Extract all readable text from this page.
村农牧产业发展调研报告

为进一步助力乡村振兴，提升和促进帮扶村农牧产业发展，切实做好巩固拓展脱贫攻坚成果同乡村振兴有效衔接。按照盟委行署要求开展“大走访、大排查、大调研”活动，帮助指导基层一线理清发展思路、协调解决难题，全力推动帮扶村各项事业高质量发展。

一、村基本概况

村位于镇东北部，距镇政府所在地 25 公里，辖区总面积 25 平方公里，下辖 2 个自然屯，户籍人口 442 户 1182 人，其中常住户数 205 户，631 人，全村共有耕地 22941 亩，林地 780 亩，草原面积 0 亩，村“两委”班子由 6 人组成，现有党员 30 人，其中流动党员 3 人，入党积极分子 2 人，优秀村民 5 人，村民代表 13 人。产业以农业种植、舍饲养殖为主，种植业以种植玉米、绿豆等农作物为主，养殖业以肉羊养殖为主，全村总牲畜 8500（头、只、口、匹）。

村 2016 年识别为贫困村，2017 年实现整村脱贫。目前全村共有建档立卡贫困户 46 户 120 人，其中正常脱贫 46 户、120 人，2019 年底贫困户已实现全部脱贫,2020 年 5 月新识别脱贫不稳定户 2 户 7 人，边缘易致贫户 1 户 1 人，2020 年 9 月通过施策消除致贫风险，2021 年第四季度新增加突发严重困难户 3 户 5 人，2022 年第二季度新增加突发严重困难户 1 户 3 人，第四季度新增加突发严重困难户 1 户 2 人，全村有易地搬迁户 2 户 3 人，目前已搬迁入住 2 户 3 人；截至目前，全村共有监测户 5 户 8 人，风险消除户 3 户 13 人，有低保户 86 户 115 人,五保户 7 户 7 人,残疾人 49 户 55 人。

To do → Restate every line of the data word for word.

Task output →
Extract all readable text from this page.
村农牧产业发展调研报告

为进一步助力乡村振兴，提升和促进帮扶村农牧产业发展，切实做好巩固拓展脱贫攻坚成果同乡村振兴有效衔接。按照盟委行署要求开展“大走访、大排查、大调研”活动，帮助指导基层一线理清发展思路、协调解决难题，全力推动帮扶村各项事业高质量发展。

一、村基本概况

村位于镇东北部，距镇政府所在地 25 公里，辖区总面积 25 平方公里，下辖 2 个自然屯，户籍人口 442 户 1182 人，其中常住户数 205 户，631 人，全村共有耕地 22941 亩，林地 780 亩，草原面积 0 亩，村“两委”班子由 6 人组成，现有党员 30 人，其中流动党员 3 人，入党积极分子 2 人，优秀村民 5 人，村民代表 13 人。产业以农业种植、舍饲养殖为主，种植业以种植玉米、绿豆等农作物为主，养殖业以肉羊养殖为主，全村总牲畜 8500（头、只、口、匹）。

村 2016 年识别为贫困村，2017 年实现整村脱贫。目前全村共有建档立卡贫困户 46 户 120 人，其中正常脱贫 46 户、120 人，2019 年底贫困户已实现全部脱贫,2020 年 5 月新识别脱贫不稳定户 2 户 7 人，边缘易致贫户 1 户 1 人，2020 年 9 月通过施策消除致贫风险，2021 年第四季度新增加突发严重困难户 3 户 5 人，2022 年第二季度新增加突发严重困难户 1 户 3 人，第四季度新增加突发严重困难户 1 户 2 人，全村有易地搬迁户 2 户 3 人，目前已搬迁入住 2 户 3 人；截至目前，全村共有监测户 5 户 8 人，风险消除户 3 户 13 人，有低保户 86 户 115 人,五保户 7 户 7 人,残疾人 49 户 55 人。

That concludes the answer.